| Written exercise |
Each line that includes the string "this" counts once; give the total and nothing else.

| Extracted data entries |
····················

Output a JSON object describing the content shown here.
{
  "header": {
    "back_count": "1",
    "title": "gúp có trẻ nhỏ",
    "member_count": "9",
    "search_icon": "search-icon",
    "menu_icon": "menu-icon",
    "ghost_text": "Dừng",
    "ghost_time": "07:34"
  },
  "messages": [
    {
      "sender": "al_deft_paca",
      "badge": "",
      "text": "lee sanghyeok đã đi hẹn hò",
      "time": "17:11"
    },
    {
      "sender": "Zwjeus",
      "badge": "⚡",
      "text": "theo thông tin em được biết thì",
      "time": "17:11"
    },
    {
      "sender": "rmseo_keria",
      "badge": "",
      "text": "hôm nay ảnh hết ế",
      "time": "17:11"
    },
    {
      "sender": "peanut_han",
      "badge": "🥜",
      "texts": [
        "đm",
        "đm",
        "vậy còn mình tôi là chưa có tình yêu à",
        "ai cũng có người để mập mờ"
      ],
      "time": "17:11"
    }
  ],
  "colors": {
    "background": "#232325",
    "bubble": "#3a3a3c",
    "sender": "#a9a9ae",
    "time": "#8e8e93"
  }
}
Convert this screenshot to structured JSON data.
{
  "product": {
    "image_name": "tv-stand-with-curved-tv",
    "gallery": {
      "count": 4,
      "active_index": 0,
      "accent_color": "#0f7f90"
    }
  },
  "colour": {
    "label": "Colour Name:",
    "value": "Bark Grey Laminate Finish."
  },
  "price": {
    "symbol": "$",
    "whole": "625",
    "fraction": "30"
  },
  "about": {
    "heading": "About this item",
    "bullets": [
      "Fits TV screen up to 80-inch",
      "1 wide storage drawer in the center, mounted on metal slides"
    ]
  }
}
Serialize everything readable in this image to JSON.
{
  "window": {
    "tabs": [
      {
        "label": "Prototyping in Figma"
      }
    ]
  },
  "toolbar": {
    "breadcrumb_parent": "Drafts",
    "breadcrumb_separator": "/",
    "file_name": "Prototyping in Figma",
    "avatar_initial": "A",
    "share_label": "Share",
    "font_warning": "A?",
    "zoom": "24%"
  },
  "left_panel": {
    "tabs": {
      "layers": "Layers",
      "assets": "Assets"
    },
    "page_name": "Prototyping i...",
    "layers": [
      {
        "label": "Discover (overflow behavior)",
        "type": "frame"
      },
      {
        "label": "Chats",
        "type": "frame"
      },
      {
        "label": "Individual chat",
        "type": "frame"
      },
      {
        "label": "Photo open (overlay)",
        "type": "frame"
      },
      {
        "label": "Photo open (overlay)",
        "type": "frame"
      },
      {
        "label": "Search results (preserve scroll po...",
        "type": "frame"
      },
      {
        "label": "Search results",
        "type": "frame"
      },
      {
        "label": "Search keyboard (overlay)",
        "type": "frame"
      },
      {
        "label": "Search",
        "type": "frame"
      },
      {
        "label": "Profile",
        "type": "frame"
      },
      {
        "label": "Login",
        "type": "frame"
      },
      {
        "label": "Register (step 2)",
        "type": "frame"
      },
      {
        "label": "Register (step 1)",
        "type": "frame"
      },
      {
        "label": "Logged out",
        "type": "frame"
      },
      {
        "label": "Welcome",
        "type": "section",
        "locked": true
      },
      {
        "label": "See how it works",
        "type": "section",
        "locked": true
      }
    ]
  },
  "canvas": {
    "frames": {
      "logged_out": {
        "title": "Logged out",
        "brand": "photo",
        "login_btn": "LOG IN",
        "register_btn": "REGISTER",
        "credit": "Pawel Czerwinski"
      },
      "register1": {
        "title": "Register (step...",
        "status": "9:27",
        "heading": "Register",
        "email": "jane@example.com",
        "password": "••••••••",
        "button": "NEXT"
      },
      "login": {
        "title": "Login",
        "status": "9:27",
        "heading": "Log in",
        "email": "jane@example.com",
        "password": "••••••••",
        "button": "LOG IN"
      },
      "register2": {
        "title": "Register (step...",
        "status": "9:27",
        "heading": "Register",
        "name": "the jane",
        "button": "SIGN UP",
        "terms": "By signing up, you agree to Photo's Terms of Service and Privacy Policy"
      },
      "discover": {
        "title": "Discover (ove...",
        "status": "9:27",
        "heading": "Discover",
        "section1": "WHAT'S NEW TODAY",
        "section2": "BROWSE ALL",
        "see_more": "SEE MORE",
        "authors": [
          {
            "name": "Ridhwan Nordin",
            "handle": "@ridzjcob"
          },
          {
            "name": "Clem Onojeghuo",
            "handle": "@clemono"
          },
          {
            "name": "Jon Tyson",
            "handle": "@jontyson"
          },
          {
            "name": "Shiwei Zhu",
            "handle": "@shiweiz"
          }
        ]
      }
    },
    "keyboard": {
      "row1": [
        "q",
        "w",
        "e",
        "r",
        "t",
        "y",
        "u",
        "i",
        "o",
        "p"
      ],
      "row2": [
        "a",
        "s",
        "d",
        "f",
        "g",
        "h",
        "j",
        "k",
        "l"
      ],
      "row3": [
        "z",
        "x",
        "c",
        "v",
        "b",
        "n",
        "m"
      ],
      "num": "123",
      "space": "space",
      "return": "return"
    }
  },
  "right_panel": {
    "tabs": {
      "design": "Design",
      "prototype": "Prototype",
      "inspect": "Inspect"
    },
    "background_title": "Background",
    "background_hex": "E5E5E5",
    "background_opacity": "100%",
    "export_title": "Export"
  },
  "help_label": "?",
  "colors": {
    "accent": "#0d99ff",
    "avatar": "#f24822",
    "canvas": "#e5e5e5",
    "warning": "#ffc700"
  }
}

····················

| Result below |
3